----- Entries supplied -----

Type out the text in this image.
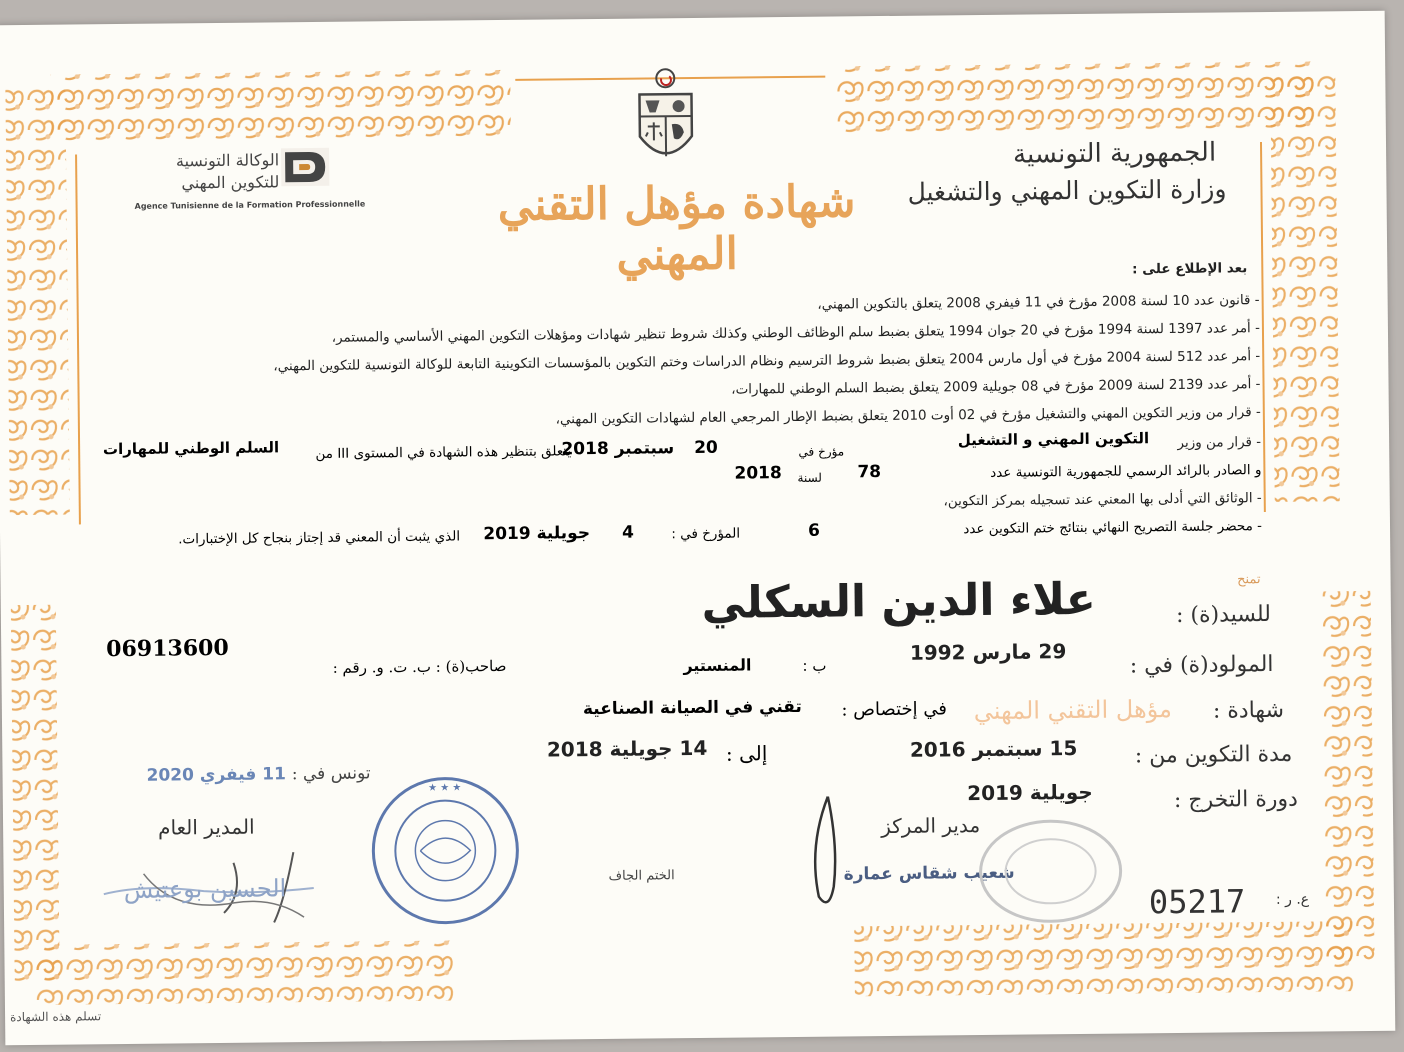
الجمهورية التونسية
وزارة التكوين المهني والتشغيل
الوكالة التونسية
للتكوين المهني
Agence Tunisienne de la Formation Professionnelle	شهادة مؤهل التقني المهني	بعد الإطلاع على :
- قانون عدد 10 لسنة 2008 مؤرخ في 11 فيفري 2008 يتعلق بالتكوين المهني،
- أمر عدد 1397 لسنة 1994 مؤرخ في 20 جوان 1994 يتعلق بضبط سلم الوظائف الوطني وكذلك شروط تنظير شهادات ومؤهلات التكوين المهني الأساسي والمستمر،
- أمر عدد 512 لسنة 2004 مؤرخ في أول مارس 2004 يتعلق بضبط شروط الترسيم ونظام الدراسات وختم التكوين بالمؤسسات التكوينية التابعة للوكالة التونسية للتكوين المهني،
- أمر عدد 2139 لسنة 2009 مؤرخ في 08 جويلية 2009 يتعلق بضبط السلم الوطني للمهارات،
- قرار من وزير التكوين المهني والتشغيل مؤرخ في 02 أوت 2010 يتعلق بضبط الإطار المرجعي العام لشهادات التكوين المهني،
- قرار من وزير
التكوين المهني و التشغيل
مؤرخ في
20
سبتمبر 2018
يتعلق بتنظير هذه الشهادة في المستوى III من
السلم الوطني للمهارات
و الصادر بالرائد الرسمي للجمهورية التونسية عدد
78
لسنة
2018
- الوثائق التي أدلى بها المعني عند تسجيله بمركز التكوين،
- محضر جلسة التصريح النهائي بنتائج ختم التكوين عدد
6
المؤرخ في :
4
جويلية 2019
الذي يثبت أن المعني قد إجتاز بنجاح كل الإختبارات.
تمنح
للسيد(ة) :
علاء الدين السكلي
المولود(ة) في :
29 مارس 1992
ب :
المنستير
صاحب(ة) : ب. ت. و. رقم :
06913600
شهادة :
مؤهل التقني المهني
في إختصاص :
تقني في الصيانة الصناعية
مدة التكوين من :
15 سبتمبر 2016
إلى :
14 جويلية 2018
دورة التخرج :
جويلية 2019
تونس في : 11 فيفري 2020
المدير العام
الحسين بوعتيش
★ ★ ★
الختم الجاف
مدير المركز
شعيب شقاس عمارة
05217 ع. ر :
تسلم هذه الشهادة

-----

Problem requirements:
Pictures in the records above are not copied; print everything else exactly.

Finished answer:
Type out the text in this image.
الجمهورية التونسية
وزارة التكوين المهني والتشغيل
الوكالة التونسية
للتكوين المهني
Agence Tunisienne de la Formation Professionnelle	شهادة مؤهل التقني المهني	بعد الإطلاع على :
- قانون عدد 10 لسنة 2008 مؤرخ في 11 فيفري 2008 يتعلق بالتكوين المهني،
- أمر عدد 1397 لسنة 1994 مؤرخ في 20 جوان 1994 يتعلق بضبط سلم الوظائف الوطني وكذلك شروط تنظير شهادات ومؤهلات التكوين المهني الأساسي والمستمر،
- أمر عدد 512 لسنة 2004 مؤرخ في أول مارس 2004 يتعلق بضبط شروط الترسيم ونظام الدراسات وختم التكوين بالمؤسسات التكوينية التابعة للوكالة التونسية للتكوين المهني،
- أمر عدد 2139 لسنة 2009 مؤرخ في 08 جويلية 2009 يتعلق بضبط السلم الوطني للمهارات،
- قرار من وزير التكوين المهني والتشغيل مؤرخ في 02 أوت 2010 يتعلق بضبط الإطار المرجعي العام لشهادات التكوين المهني،
- قرار من وزير
التكوين المهني و التشغيل
مؤرخ في
20
سبتمبر 2018
يتعلق بتنظير هذه الشهادة في المستوى III من
السلم الوطني للمهارات
و الصادر بالرائد الرسمي للجمهورية التونسية عدد
78
لسنة
2018
- الوثائق التي أدلى بها المعني عند تسجيله بمركز التكوين،
- محضر جلسة التصريح النهائي بنتائج ختم التكوين عدد
6
المؤرخ في :
4
جويلية 2019
الذي يثبت أن المعني قد إجتاز بنجاح كل الإختبارات.
تمنح
للسيد(ة) :
علاء الدين السكلي
المولود(ة) في :
29 مارس 1992
ب :
المنستير
صاحب(ة) : ب. ت. و. رقم :
06913600
شهادة :
مؤهل التقني المهني
في إختصاص :
تقني في الصيانة الصناعية
مدة التكوين من :
15 سبتمبر 2016
إلى :
14 جويلية 2018
دورة التخرج :
جويلية 2019
تونس في : 11 فيفري 2020
المدير العام
الحسين بوعتيش
★ ★ ★
الختم الجاف
مدير المركز
شعيب شقاس عمارة
05217 ع. ر :
تسلم هذه الشهادة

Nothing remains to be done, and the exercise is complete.